● Work instructions: Repeat all the material exactly; pictures stay out of your copy.

● Task inputs:
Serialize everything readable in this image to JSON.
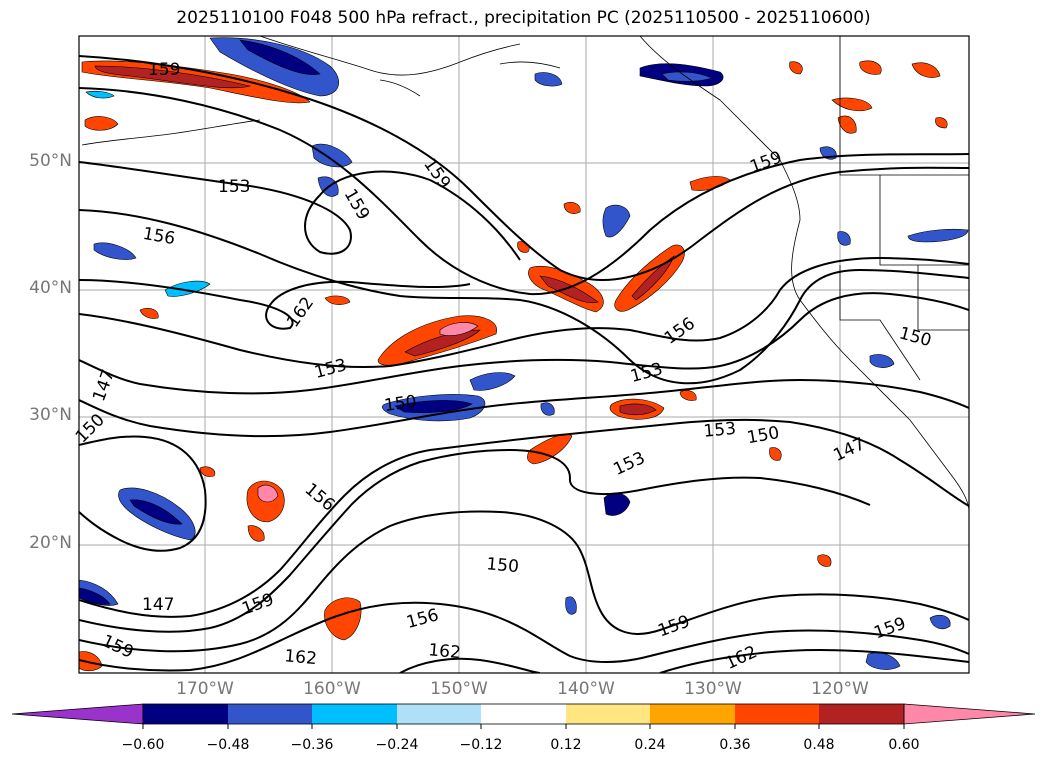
{
  "title": "2025110100 F048 500 hPa refract., precipitation PC (2025110500 - 2025110600)",
  "map": {
    "lat_labels": [
      "50°N",
      "40°N",
      "30°N",
      "20°N"
    ],
    "lon_labels": [
      "170°W",
      "160°W",
      "150°W",
      "140°W",
      "130°W",
      "120°W"
    ],
    "contour_labels": [
      "159",
      "153",
      "159",
      "159",
      "156",
      "162",
      "153",
      "150",
      "147",
      "150",
      "156",
      "153",
      "153",
      "150",
      "153",
      "147",
      "150",
      "156",
      "150",
      "147",
      "159",
      "159",
      "156",
      "162",
      "162",
      "159",
      "162",
      "159",
      "159"
    ],
    "contour_levels": [
      147,
      150,
      153,
      156,
      159,
      162
    ]
  },
  "colorbar": {
    "ticks": [
      "−0.60",
      "−0.48",
      "−0.36",
      "−0.24",
      "−0.12",
      "0.12",
      "0.24",
      "0.36",
      "0.48",
      "0.60"
    ],
    "colors": [
      "#9933cc",
      "#000080",
      "#3355cc",
      "#00bfff",
      "#b0e0f8",
      "#ffffff",
      "#ffe680",
      "#ffa500",
      "#ff4500",
      "#b22222",
      "#ff88aa"
    ]
  }
}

● Output below:
Serialize everything readable in this image to JSON.
{
  "title": "2025110100 F048 500 hPa refract., precipitation PC (2025110500 - 2025110600)",
  "map": {
    "lat_labels": [
      "50°N",
      "40°N",
      "30°N",
      "20°N"
    ],
    "lon_labels": [
      "170°W",
      "160°W",
      "150°W",
      "140°W",
      "130°W",
      "120°W"
    ],
    "contour_labels": [
      "159",
      "153",
      "159",
      "159",
      "156",
      "162",
      "153",
      "150",
      "147",
      "150",
      "156",
      "153",
      "153",
      "150",
      "153",
      "147",
      "150",
      "156",
      "150",
      "147",
      "159",
      "159",
      "156",
      "162",
      "162",
      "159",
      "162",
      "159",
      "159"
    ],
    "contour_levels": [
      147,
      150,
      153,
      156,
      159,
      162
    ]
  },
  "colorbar": {
    "ticks": [
      "−0.60",
      "−0.48",
      "−0.36",
      "−0.24",
      "−0.12",
      "0.12",
      "0.24",
      "0.36",
      "0.48",
      "0.60"
    ],
    "colors": [
      "#9933cc",
      "#000080",
      "#3355cc",
      "#00bfff",
      "#b0e0f8",
      "#ffffff",
      "#ffe680",
      "#ffa500",
      "#ff4500",
      "#b22222",
      "#ff88aa"
    ]
  }
}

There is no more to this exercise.